What needs to be done ▸ Leave out the pictures and reproduce all of the data exactly.

Input data ▸

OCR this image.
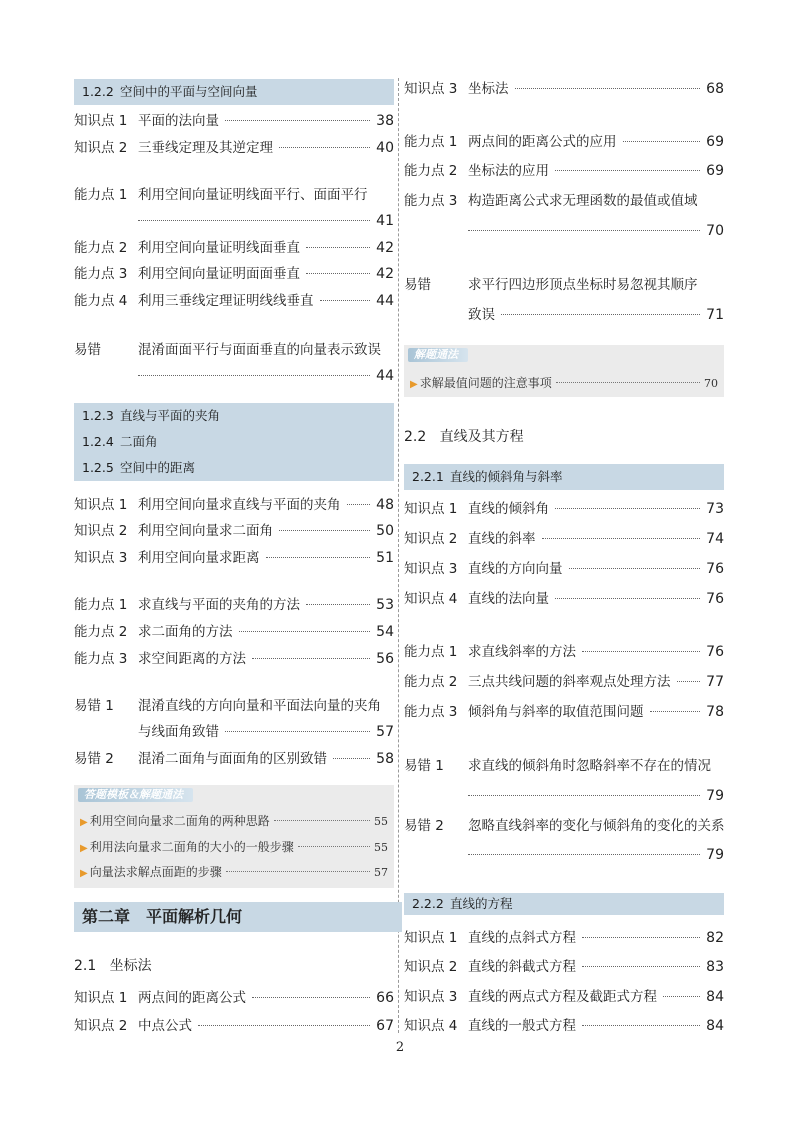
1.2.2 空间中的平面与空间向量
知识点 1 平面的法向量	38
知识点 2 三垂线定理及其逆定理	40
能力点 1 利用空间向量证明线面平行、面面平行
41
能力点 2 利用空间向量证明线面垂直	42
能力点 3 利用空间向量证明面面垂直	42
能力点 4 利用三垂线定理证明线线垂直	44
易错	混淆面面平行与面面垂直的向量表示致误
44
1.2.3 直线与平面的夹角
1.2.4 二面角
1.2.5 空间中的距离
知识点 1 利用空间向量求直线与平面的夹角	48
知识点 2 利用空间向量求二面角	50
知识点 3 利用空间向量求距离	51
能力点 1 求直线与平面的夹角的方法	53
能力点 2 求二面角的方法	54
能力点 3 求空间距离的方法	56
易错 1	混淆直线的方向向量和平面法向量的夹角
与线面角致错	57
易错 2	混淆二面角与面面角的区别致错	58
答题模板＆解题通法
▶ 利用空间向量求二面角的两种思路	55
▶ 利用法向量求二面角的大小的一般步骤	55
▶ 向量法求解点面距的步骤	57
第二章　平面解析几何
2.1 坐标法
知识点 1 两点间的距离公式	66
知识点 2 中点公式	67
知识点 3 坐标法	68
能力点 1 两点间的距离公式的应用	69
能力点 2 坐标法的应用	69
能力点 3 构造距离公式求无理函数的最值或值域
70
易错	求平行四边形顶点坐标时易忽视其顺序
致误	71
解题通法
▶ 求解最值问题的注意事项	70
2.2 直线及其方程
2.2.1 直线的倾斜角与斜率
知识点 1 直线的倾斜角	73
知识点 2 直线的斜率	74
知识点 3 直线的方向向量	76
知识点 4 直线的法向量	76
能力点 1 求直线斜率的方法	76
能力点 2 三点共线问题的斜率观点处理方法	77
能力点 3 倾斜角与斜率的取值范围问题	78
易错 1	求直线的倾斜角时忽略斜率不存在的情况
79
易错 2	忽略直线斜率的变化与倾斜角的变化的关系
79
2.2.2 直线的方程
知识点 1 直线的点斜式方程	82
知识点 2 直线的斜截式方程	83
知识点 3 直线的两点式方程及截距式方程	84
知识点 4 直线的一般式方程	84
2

Solution ▸
OCR this image.
1.2.2 空间中的平面与空间向量
知识点 1 平面的法向量	38
知识点 2 三垂线定理及其逆定理	40
能力点 1 利用空间向量证明线面平行、面面平行
41
能力点 2 利用空间向量证明线面垂直	42
能力点 3 利用空间向量证明面面垂直	42
能力点 4 利用三垂线定理证明线线垂直	44
易错	混淆面面平行与面面垂直的向量表示致误
44
1.2.3 直线与平面的夹角
1.2.4 二面角
1.2.5 空间中的距离
知识点 1 利用空间向量求直线与平面的夹角	48
知识点 2 利用空间向量求二面角	50
知识点 3 利用空间向量求距离	51
能力点 1 求直线与平面的夹角的方法	53
能力点 2 求二面角的方法	54
能力点 3 求空间距离的方法	56
易错 1	混淆直线的方向向量和平面法向量的夹角
与线面角致错	57
易错 2	混淆二面角与面面角的区别致错	58
答题模板＆解题通法
▶ 利用空间向量求二面角的两种思路	55
▶ 利用法向量求二面角的大小的一般步骤	55
▶ 向量法求解点面距的步骤	57
第二章　平面解析几何
2.1 坐标法
知识点 1 两点间的距离公式	66
知识点 2 中点公式	67
知识点 3 坐标法	68
能力点 1 两点间的距离公式的应用	69
能力点 2 坐标法的应用	69
能力点 3 构造距离公式求无理函数的最值或值域
70
易错	求平行四边形顶点坐标时易忽视其顺序
致误	71
解题通法
▶ 求解最值问题的注意事项	70
2.2 直线及其方程
2.2.1 直线的倾斜角与斜率
知识点 1 直线的倾斜角	73
知识点 2 直线的斜率	74
知识点 3 直线的方向向量	76
知识点 4 直线的法向量	76
能力点 1 求直线斜率的方法	76
能力点 2 三点共线问题的斜率观点处理方法	77
能力点 3 倾斜角与斜率的取值范围问题	78
易错 1	求直线的倾斜角时忽略斜率不存在的情况
79
易错 2	忽略直线斜率的变化与倾斜角的变化的关系
79
2.2.2 直线的方程
知识点 1 直线的点斜式方程	82
知识点 2 直线的斜截式方程	83
知识点 3 直线的两点式方程及截距式方程	84
知识点 4 直线的一般式方程	84
2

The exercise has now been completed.